DIRECTIONS: Reproduce, character for character, the lines of the material from the one containing "cell-sleeve-cm-s: 85.0 (875, 1305, 942, 1380)" through the one containing "fabric-fold-3 (699, 449, 711, 701)", including both of those lines.

** begin DATASET ROWS **

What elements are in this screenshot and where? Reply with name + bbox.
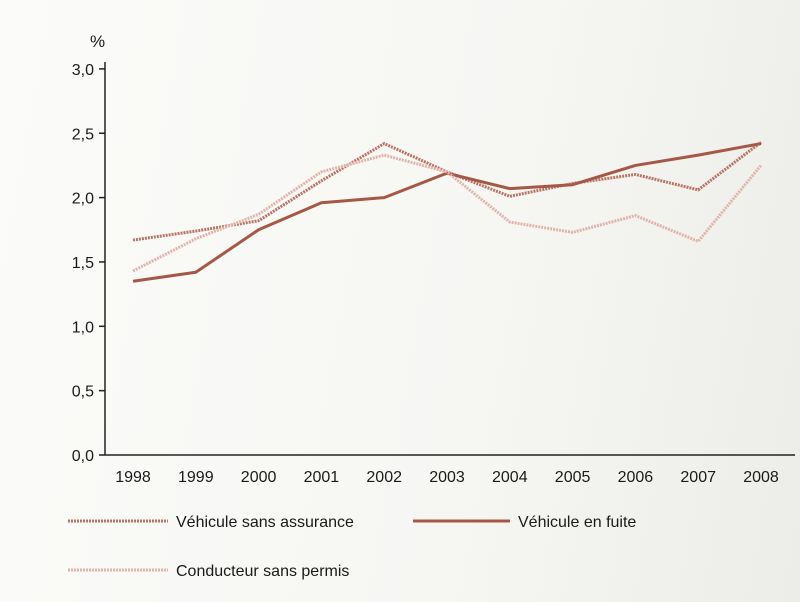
x-tick-label: 2005 (555, 469, 591, 486)
legend: Véhicule sans assurance Véhicule en fuit… (68, 514, 636, 580)
y-tick-label: 0,5 (72, 384, 94, 401)
series-line-vehicule-sans-assurance (132, 141, 762, 242)
legend-label-vehicule-sans-assurance: Véhicule sans assurance (176, 514, 354, 531)
y-tick-label: 3,0 (72, 62, 94, 79)
legend-label-conducteur-sans-permis: Conducteur sans permis (176, 563, 349, 580)
y-tick-label: 0,0 (72, 448, 94, 465)
x-tick-label: 2000 (241, 469, 277, 486)
series-line-vehicule-en-fuite (132, 142, 762, 283)
legend-label-vehicule-en-fuite: Véhicule en fuite (518, 514, 636, 531)
y-tick-label: 1,5 (72, 255, 94, 272)
y-axis-unit-label: % (90, 32, 105, 51)
x-tick-label: 2003 (429, 469, 465, 486)
y-tick-label: 1,0 (72, 319, 94, 336)
x-tick-label: 2004 (492, 469, 528, 486)
x-tick-label: 2008 (743, 469, 779, 486)
x-tick-label: 2002 (366, 469, 402, 486)
y-tick-label: 2,5 (72, 126, 94, 143)
x-tick-label: 2006 (618, 469, 654, 486)
y-tick-label: 2,0 (72, 191, 94, 208)
x-tick-label: 2007 (680, 469, 716, 486)
x-tick-label: 2001 (304, 469, 340, 486)
x-tick-label: 1998 (115, 469, 151, 486)
x-tick-label: 1999 (178, 469, 214, 486)
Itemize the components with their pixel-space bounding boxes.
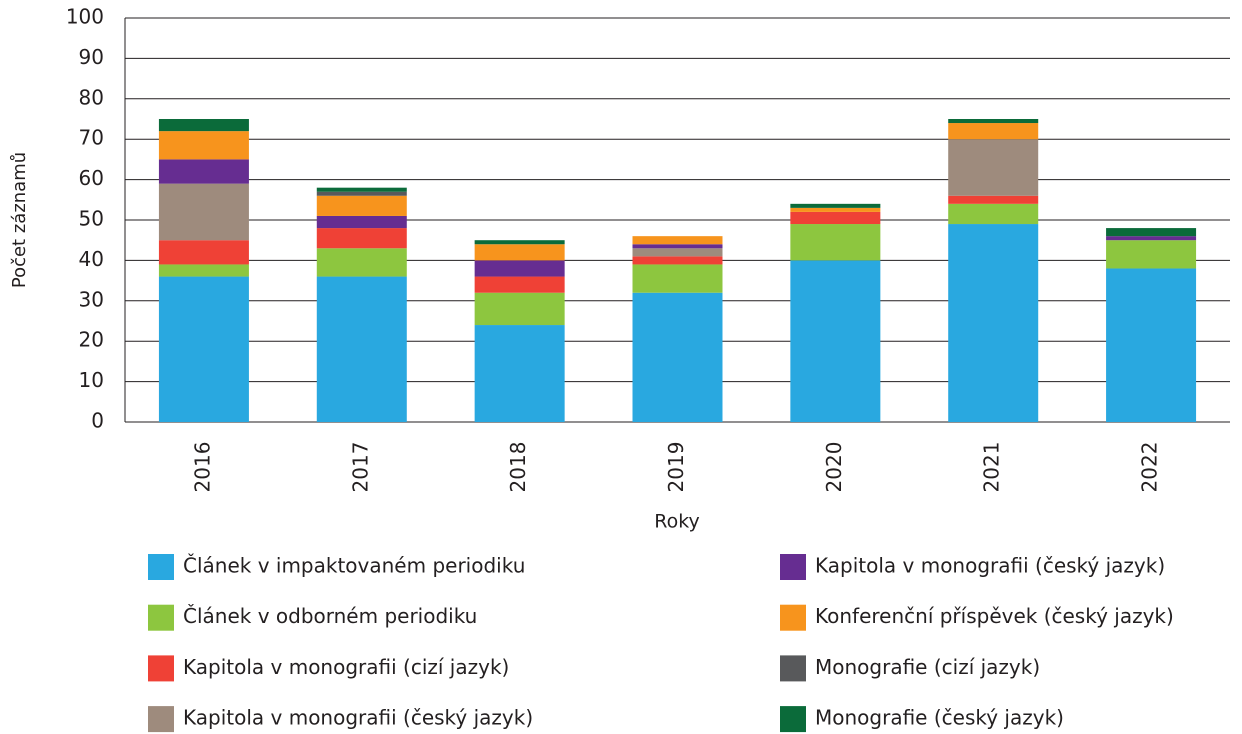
bar-segment	[632, 248, 723, 257]
y-tick-label: 20	[79, 328, 104, 352]
legend-label: Článek v impaktovaném periodiku	[183, 554, 525, 578]
bar-segment	[158, 264, 249, 277]
bar-segment	[316, 187, 407, 192]
bar-segment	[790, 207, 881, 212]
x-axis-label: Roky	[654, 511, 700, 533]
y-tick-label: 0	[91, 409, 104, 433]
bar-segment	[474, 260, 565, 277]
bar-segment	[316, 248, 407, 277]
bar-segment	[158, 159, 249, 184]
legend-label: Kapitola v monografii (cizí jazyk)	[183, 655, 509, 679]
legend-swatch	[780, 604, 806, 631]
bar-segment	[158, 119, 249, 132]
bar-segment	[1106, 236, 1197, 241]
y-tick-label: 40	[79, 247, 104, 271]
legend-swatch	[148, 655, 174, 682]
y-axis-label: Počet záznamů	[9, 152, 30, 288]
legend-swatch	[148, 554, 174, 580]
y-tick-label: 60	[79, 166, 104, 190]
bar-segment	[474, 244, 565, 261]
legend-swatch	[148, 604, 174, 631]
bar-segment	[632, 256, 723, 265]
legend-label: Kapitola v monografii (český jazyk)	[815, 554, 1165, 578]
bar-segment	[632, 236, 723, 245]
x-tick-label: 2021	[980, 442, 1004, 493]
bar-segment	[316, 215, 407, 229]
bar-segment	[790, 260, 881, 422]
x-tick-label: 2019	[664, 442, 688, 493]
bar-segment	[474, 240, 565, 245]
y-tick-label: 70	[79, 126, 104, 150]
bar-segment	[948, 139, 1039, 196]
bar-segment	[632, 244, 723, 249]
y-tick-label: 50	[79, 207, 104, 231]
bar-segment	[158, 183, 249, 241]
legend-label: Konferenční příspěvek (český jazyk)	[815, 604, 1174, 628]
bar-segment	[948, 123, 1039, 140]
bar-segment	[790, 203, 881, 208]
bar-segment	[474, 292, 565, 326]
bar-segment	[790, 224, 881, 261]
x-tick-label: 2016	[190, 442, 214, 493]
bar-segment	[474, 325, 565, 422]
bar-segment	[948, 203, 1039, 225]
y-tick-label: 100	[66, 5, 104, 29]
x-tick-label: 2020	[822, 442, 846, 493]
legend-swatch	[780, 706, 806, 733]
bar-segment	[158, 240, 249, 265]
legend-swatch	[780, 655, 806, 682]
bar-segment	[158, 276, 249, 422]
bar-segment	[316, 191, 407, 196]
legend-label: Monografie (cizí jazyk)	[815, 655, 1040, 679]
bar-segment	[948, 224, 1039, 422]
x-tick-label: 2018	[506, 442, 530, 493]
bar-segment	[474, 276, 565, 293]
legend-label: Článek v odborném periodiku	[183, 604, 477, 628]
bar-segment	[790, 211, 881, 225]
legend-swatch	[148, 706, 174, 733]
y-tick-label: 30	[79, 287, 104, 311]
y-tick-label: 10	[79, 368, 104, 392]
x-tick-label: 2022	[1138, 442, 1162, 493]
bar-segment	[948, 195, 1039, 204]
bar-segment	[948, 119, 1039, 124]
y-tick-label: 80	[79, 85, 104, 109]
bar-segment	[316, 228, 407, 249]
bar-segment	[316, 276, 407, 422]
bar-segment	[1106, 228, 1197, 237]
legend-label: Kapitola v monografii (český jazyk)	[183, 706, 533, 730]
bar-segment	[158, 131, 249, 160]
legend-label: Monografie (český jazyk)	[815, 706, 1064, 730]
x-tick-label: 2017	[348, 442, 372, 493]
bar-segment	[1106, 240, 1197, 269]
bar-segment	[316, 195, 407, 216]
bar-segment	[632, 292, 723, 422]
legend-swatch	[780, 554, 806, 580]
bar-segment	[632, 264, 723, 293]
y-tick-label: 90	[79, 45, 104, 69]
bar-segment	[1106, 268, 1197, 422]
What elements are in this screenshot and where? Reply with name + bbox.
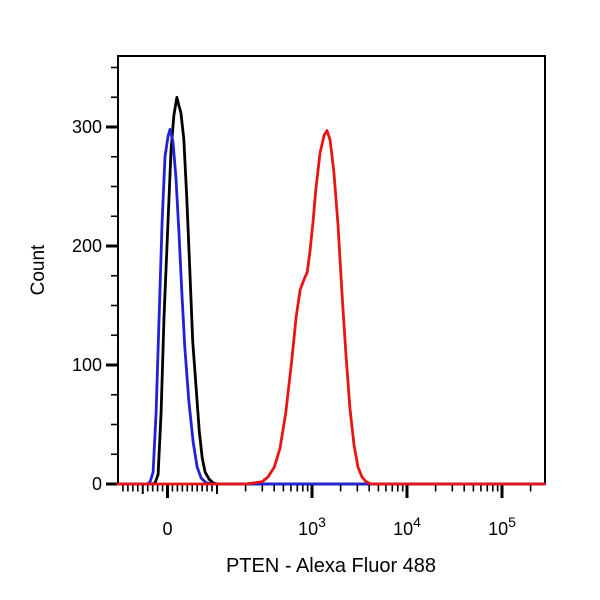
- x-tick-label: 0: [162, 519, 172, 539]
- y-tick-label: 0: [92, 474, 102, 494]
- x-tick-label: 105: [488, 514, 516, 539]
- curve-pten-red: [116, 129, 546, 486]
- y-tick-label: 300: [72, 117, 102, 137]
- x-tick-label: 104: [393, 514, 421, 539]
- y-axis-ticks: [106, 66, 117, 486]
- y-axis-title: Count: [28, 244, 49, 295]
- y-tick-label: 100: [72, 355, 102, 375]
- y-tick-label: 200: [72, 236, 102, 256]
- x-tick-label: 103: [298, 514, 326, 539]
- x-axis-title: PTEN - Alexa Fluor 488: [226, 555, 436, 577]
- curve-control-black: [116, 95, 546, 486]
- axis-tick-labels: 0 100 200 300 0 103 104 105: [72, 117, 516, 539]
- histogram-curves: [116, 95, 546, 486]
- x-axis-ticks: [122, 485, 532, 498]
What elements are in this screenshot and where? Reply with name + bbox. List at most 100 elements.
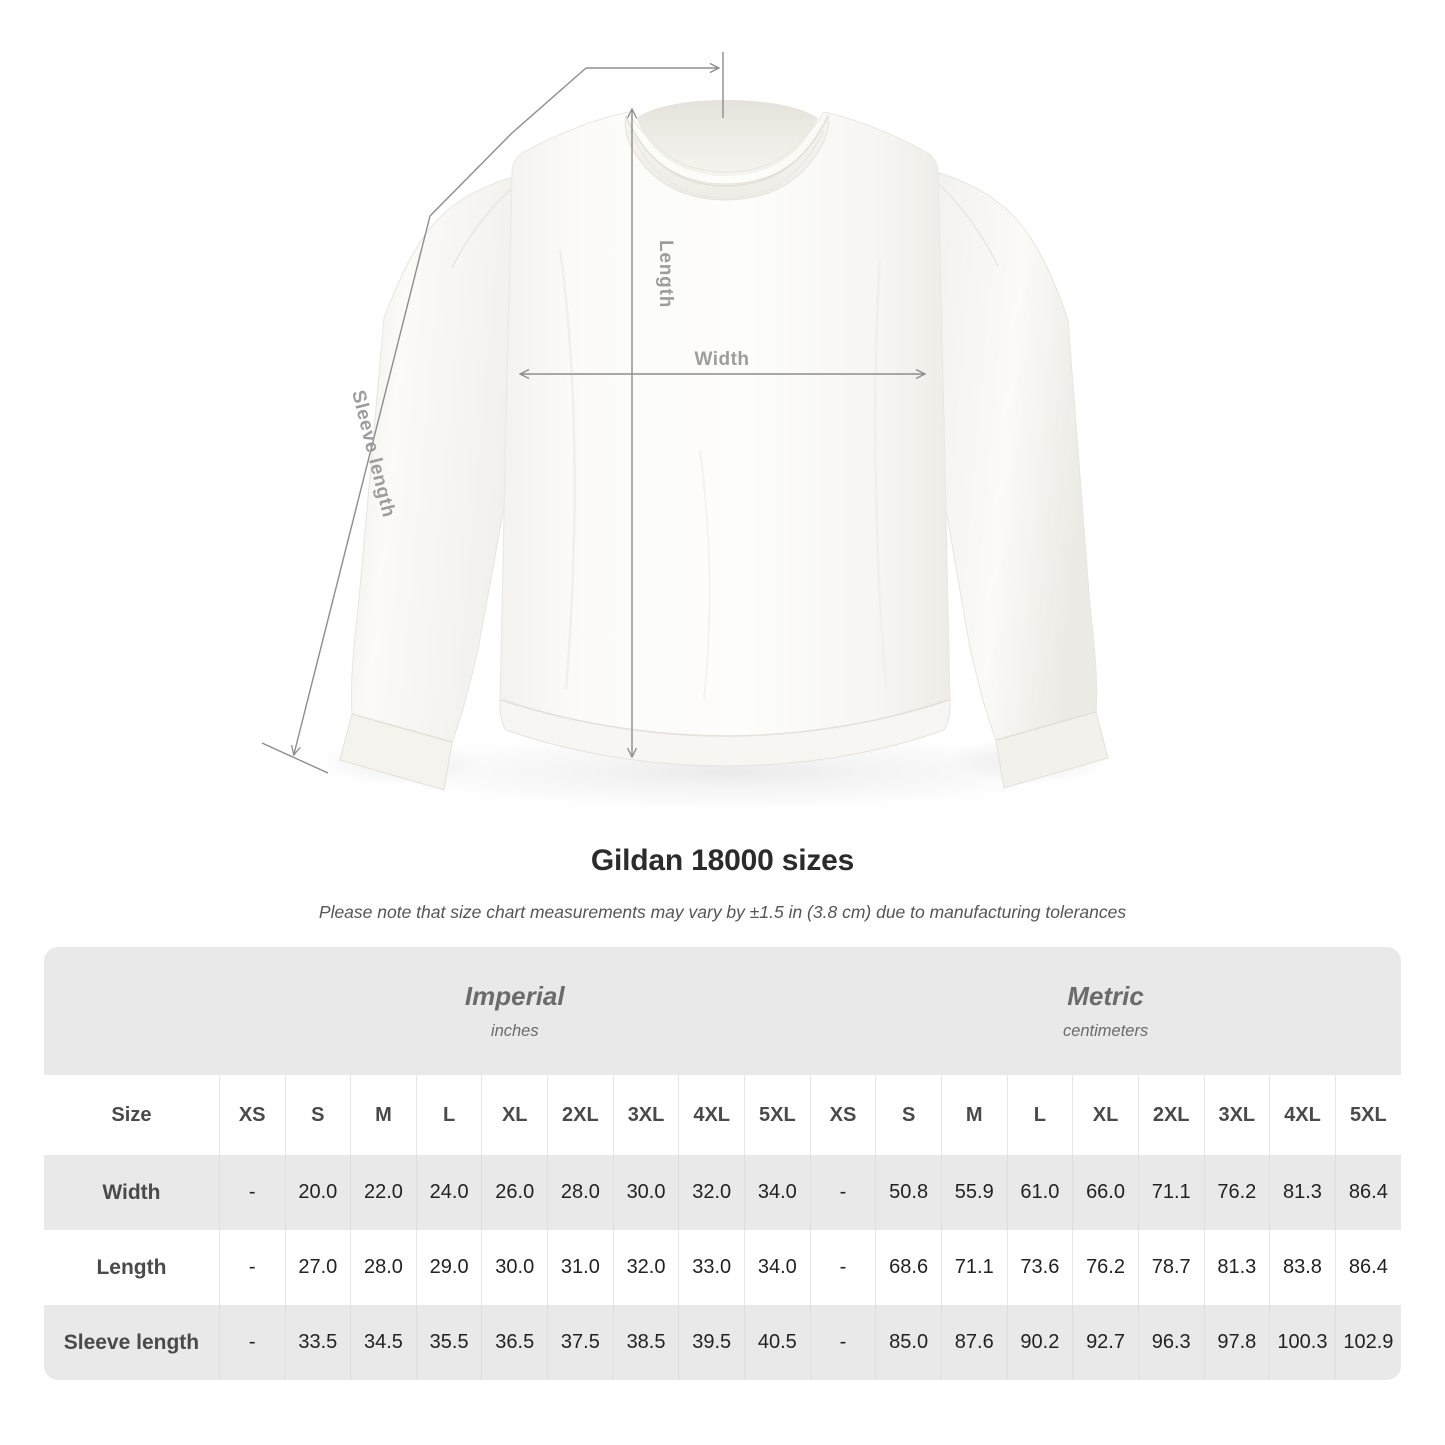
cell-sleeve-cm-s: 85.0 (875, 1305, 942, 1380)
size-header-metric-3xl: 3XL (1203, 1075, 1270, 1155)
unit-sub-imperial: inches (490, 1021, 539, 1040)
unit-name-imperial: Imperial (464, 981, 565, 1012)
cell-width-in-4xl: 32.0 (678, 1155, 745, 1230)
size-header-imperial-5xl: 5XL (744, 1075, 811, 1155)
cell-sleeve-in-5xl: 40.5 (744, 1305, 811, 1380)
right-cuff-seam (995, 711, 1097, 741)
cell-length-cm-3xl: 81.3 (1203, 1230, 1270, 1305)
fabric-fold-3 (699, 449, 711, 701)
size-chart-table: Imperial inches Metric centimeters Size … (44, 947, 1401, 1380)
size-header-metric-l: L (1006, 1075, 1073, 1155)
size-header-imperial-xs: XS (218, 1075, 286, 1155)
sleeve-measure-line (294, 215, 431, 754)
size-header-imperial-s: S (284, 1075, 351, 1155)
cell-sleeve-cm-2xl: 96.3 (1137, 1305, 1204, 1380)
title-block: Gildan 18000 sizes Please note that size… (0, 843, 1445, 924)
cell-width-in-5xl: 34.0 (744, 1155, 811, 1230)
size-header-metric-xl: XL (1072, 1075, 1139, 1155)
tolerance-note: Please note that size chart measurements… (318, 902, 1127, 922)
row-label-length: Length (44, 1230, 220, 1305)
cell-length-cm-5xl: 86.4 (1334, 1230, 1401, 1305)
unit-sub-metric: centimeters (1062, 1021, 1149, 1040)
unit-banner-spacer (44, 947, 220, 1075)
unit-banner-imperial: Imperial inches (219, 947, 811, 1075)
fabric-fold-1 (558, 249, 576, 691)
sweatshirt-illustration: Length Width Sleeve length (261, 52, 1120, 814)
garment-shadow (340, 730, 1120, 814)
cell-width-in-3xl: 30.0 (612, 1155, 679, 1230)
cell-width-cm-5xl: 86.4 (1334, 1155, 1401, 1230)
size-header-imperial-l: L (415, 1075, 482, 1155)
cell-width-cm-l: 61.0 (1006, 1155, 1073, 1230)
cell-width-cm-s: 50.8 (875, 1155, 942, 1230)
neck-opening (636, 100, 818, 176)
cell-length-in-4xl: 33.0 (678, 1230, 745, 1305)
cell-width-in-s: 20.0 (284, 1155, 351, 1230)
size-header-metric-m: M (940, 1075, 1008, 1155)
cell-sleeve-cm-5xl: 102.9 (1334, 1305, 1401, 1380)
unit-name-metric: Metric (1067, 981, 1144, 1012)
page-title: Gildan 18000 sizes (590, 844, 855, 877)
fabric-fold-2 (873, 259, 888, 689)
length-label: Length (655, 240, 676, 308)
size-header-imperial-2xl: 2XL (547, 1075, 614, 1155)
size-header-imperial-xl: XL (481, 1075, 548, 1155)
garment-measurement-diagram: Length Width Sleeve length (261, 52, 1120, 814)
cell-width-in-2xl: 28.0 (547, 1155, 614, 1230)
collar-rib (624, 114, 829, 201)
table-row: Sleeve length - 33.5 34.5 35.5 36.5 37.5… (44, 1305, 1401, 1380)
cell-sleeve-in-xl: 36.5 (481, 1305, 548, 1380)
cell-length-in-xs: - (218, 1230, 286, 1305)
size-header-label: Size (44, 1075, 220, 1155)
cell-width-cm-3xl: 76.2 (1203, 1155, 1270, 1230)
cell-length-cm-4xl: 83.8 (1269, 1230, 1336, 1305)
cell-width-cm-xl: 66.0 (1072, 1155, 1139, 1230)
collar-outer-edge (625, 115, 829, 187)
unit-banner-row: Imperial inches Metric centimeters (44, 947, 1401, 1075)
cell-width-cm-4xl: 81.3 (1269, 1155, 1336, 1230)
cell-sleeve-in-xs: - (218, 1305, 286, 1380)
cell-length-in-xl: 30.0 (481, 1230, 548, 1305)
cell-length-cm-l: 73.6 (1006, 1230, 1073, 1305)
cell-length-in-m: 28.0 (350, 1230, 417, 1305)
cell-length-in-s: 27.0 (284, 1230, 351, 1305)
size-header-metric-2xl: 2XL (1137, 1075, 1204, 1155)
size-header-imperial-4xl: 4XL (678, 1075, 745, 1155)
cell-length-in-5xl: 34.0 (744, 1230, 811, 1305)
cell-length-in-2xl: 31.0 (547, 1230, 614, 1305)
table-row: Width - 20.0 22.0 24.0 26.0 28.0 30.0 32… (44, 1155, 1401, 1230)
neck-stitch-line (629, 129, 825, 199)
cell-length-cm-xl: 76.2 (1072, 1230, 1139, 1305)
left-cuff-seam (351, 713, 453, 743)
cell-length-cm-m: 71.1 (940, 1230, 1008, 1305)
size-header-imperial-m: M (350, 1075, 417, 1155)
cell-width-cm-xs: - (809, 1155, 876, 1230)
table-row: Length - 27.0 28.0 29.0 30.0 31.0 32.0 3… (44, 1230, 1401, 1305)
size-header-metric-s: S (875, 1075, 942, 1155)
size-header-metric-4xl: 4XL (1269, 1075, 1336, 1155)
cell-length-in-l: 29.0 (415, 1230, 482, 1305)
cell-length-in-3xl: 32.0 (612, 1230, 679, 1305)
size-header-row: Size XS S M L XL 2XL 3XL 4XL 5XL XS S M … (44, 1075, 1401, 1155)
cell-sleeve-cm-xs: - (809, 1305, 876, 1380)
cell-sleeve-in-3xl: 38.5 (612, 1305, 679, 1380)
size-header-metric-xs: XS (809, 1075, 876, 1155)
cell-width-in-xs: - (218, 1155, 286, 1230)
sleeve-endpoint-tick-bottom (261, 742, 329, 774)
cell-sleeve-cm-3xl: 97.8 (1203, 1305, 1270, 1380)
width-label: Width (694, 349, 749, 370)
cell-length-cm-2xl: 78.7 (1137, 1230, 1204, 1305)
cell-sleeve-in-s: 33.5 (284, 1305, 351, 1380)
cell-sleeve-cm-m: 87.6 (940, 1305, 1008, 1380)
unit-banner-metric: Metric centimeters (810, 947, 1401, 1075)
cell-length-cm-s: 68.6 (875, 1230, 942, 1305)
cell-width-in-l: 24.0 (415, 1155, 482, 1230)
hem-seam-line (501, 699, 949, 737)
cell-width-cm-m: 55.9 (940, 1155, 1008, 1230)
cell-sleeve-in-4xl: 39.5 (678, 1305, 745, 1380)
cell-width-in-xl: 26.0 (481, 1155, 548, 1230)
cell-width-in-m: 22.0 (350, 1155, 417, 1230)
size-header-metric-5xl: 5XL (1334, 1075, 1401, 1155)
cell-width-cm-2xl: 71.1 (1137, 1155, 1204, 1230)
cell-length-cm-xs: - (809, 1230, 876, 1305)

** end DATASET ROWS **

EXPECTED ANSWER:
cell-sleeve-cm-s: 85.0 (875, 1305, 942, 1380)
size-header-metric-3xl: 3XL (1203, 1075, 1270, 1155)
unit-sub-imperial: inches (490, 1021, 539, 1040)
unit-name-imperial: Imperial (464, 981, 565, 1012)
cell-width-in-4xl: 32.0 (678, 1155, 745, 1230)
size-header-imperial-5xl: 5XL (744, 1075, 811, 1155)
cell-sleeve-in-5xl: 40.5 (744, 1305, 811, 1380)
right-cuff-seam (995, 711, 1097, 741)
cell-length-cm-3xl: 81.3 (1203, 1230, 1270, 1305)
fabric-fold-3 (699, 449, 711, 701)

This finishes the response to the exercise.